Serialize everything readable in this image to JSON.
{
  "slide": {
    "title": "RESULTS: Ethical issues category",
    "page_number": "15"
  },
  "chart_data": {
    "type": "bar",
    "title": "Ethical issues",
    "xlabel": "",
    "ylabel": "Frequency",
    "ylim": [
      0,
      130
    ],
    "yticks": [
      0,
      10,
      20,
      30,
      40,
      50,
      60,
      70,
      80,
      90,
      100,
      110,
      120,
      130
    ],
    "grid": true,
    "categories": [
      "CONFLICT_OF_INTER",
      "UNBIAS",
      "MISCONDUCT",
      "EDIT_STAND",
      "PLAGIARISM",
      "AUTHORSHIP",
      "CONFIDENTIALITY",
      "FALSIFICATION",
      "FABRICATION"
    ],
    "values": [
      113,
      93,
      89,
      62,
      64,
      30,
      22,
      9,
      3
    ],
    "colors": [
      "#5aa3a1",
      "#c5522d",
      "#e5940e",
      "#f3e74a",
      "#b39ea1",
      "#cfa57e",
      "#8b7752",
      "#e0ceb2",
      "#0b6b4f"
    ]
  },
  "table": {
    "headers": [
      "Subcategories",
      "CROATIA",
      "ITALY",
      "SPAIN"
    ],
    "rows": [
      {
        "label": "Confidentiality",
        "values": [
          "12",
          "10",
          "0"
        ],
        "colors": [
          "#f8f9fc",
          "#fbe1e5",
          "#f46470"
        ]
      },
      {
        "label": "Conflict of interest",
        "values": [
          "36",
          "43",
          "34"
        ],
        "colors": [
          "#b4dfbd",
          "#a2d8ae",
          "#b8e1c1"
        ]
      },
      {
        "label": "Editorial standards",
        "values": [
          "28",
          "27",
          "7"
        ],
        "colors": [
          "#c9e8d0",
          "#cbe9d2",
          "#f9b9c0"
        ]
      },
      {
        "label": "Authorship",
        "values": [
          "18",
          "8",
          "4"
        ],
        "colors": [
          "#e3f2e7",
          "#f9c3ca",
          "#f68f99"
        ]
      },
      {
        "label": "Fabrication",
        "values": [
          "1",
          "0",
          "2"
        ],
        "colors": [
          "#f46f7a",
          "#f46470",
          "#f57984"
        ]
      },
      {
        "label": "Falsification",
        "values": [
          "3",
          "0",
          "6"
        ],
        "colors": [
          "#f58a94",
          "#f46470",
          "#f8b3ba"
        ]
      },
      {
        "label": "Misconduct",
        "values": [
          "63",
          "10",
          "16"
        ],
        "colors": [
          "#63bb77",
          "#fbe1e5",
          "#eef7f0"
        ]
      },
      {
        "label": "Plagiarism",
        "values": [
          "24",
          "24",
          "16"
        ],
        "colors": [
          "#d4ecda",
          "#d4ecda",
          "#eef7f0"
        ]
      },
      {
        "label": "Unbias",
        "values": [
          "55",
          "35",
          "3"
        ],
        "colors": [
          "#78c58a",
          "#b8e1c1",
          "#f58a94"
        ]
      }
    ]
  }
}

━━━━━━━━━━━━━━━━━━━━━━━━━━━━━━

Instructions to follow:
Copy out all the entries shown above, character for character.

Result of this exercise:
Serialize everything readable in this image to JSON.
{
  "slide": {
    "title": "RESULTS: Ethical issues category",
    "page_number": "15"
  },
  "chart_data": {
    "type": "bar",
    "title": "Ethical issues",
    "xlabel": "",
    "ylabel": "Frequency",
    "ylim": [
      0,
      130
    ],
    "yticks": [
      0,
      10,
      20,
      30,
      40,
      50,
      60,
      70,
      80,
      90,
      100,
      110,
      120,
      130
    ],
    "grid": true,
    "categories": [
      "CONFLICT_OF_INTER",
      "UNBIAS",
      "MISCONDUCT",
      "EDIT_STAND",
      "PLAGIARISM",
      "AUTHORSHIP",
      "CONFIDENTIALITY",
      "FALSIFICATION",
      "FABRICATION"
    ],
    "values": [
      113,
      93,
      89,
      62,
      64,
      30,
      22,
      9,
      3
    ],
    "colors": [
      "#5aa3a1",
      "#c5522d",
      "#e5940e",
      "#f3e74a",
      "#b39ea1",
      "#cfa57e",
      "#8b7752",
      "#e0ceb2",
      "#0b6b4f"
    ]
  },
  "table": {
    "headers": [
      "Subcategories",
      "CROATIA",
      "ITALY",
      "SPAIN"
    ],
    "rows": [
      {
        "label": "Confidentiality",
        "values": [
          "12",
          "10",
          "0"
        ],
        "colors": [
          "#f8f9fc",
          "#fbe1e5",
          "#f46470"
        ]
      },
      {
        "label": "Conflict of interest",
        "values": [
          "36",
          "43",
          "34"
        ],
        "colors": [
          "#b4dfbd",
          "#a2d8ae",
          "#b8e1c1"
        ]
      },
      {
        "label": "Editorial standards",
        "values": [
          "28",
          "27",
          "7"
        ],
        "colors": [
          "#c9e8d0",
          "#cbe9d2",
          "#f9b9c0"
        ]
      },
      {
        "label": "Authorship",
        "values": [
          "18",
          "8",
          "4"
        ],
        "colors": [
          "#e3f2e7",
          "#f9c3ca",
          "#f68f99"
        ]
      },
      {
        "label": "Fabrication",
        "values": [
          "1",
          "0",
          "2"
        ],
        "colors": [
          "#f46f7a",
          "#f46470",
          "#f57984"
        ]
      },
      {
        "label": "Falsification",
        "values": [
          "3",
          "0",
          "6"
        ],
        "colors": [
          "#f58a94",
          "#f46470",
          "#f8b3ba"
        ]
      },
      {
        "label": "Misconduct",
        "values": [
          "63",
          "10",
          "16"
        ],
        "colors": [
          "#63bb77",
          "#fbe1e5",
          "#eef7f0"
        ]
      },
      {
        "label": "Plagiarism",
        "values": [
          "24",
          "24",
          "16"
        ],
        "colors": [
          "#d4ecda",
          "#d4ecda",
          "#eef7f0"
        ]
      },
      {
        "label": "Unbias",
        "values": [
          "55",
          "35",
          "3"
        ],
        "colors": [
          "#78c58a",
          "#b8e1c1",
          "#f58a94"
        ]
      }
    ]
  }
}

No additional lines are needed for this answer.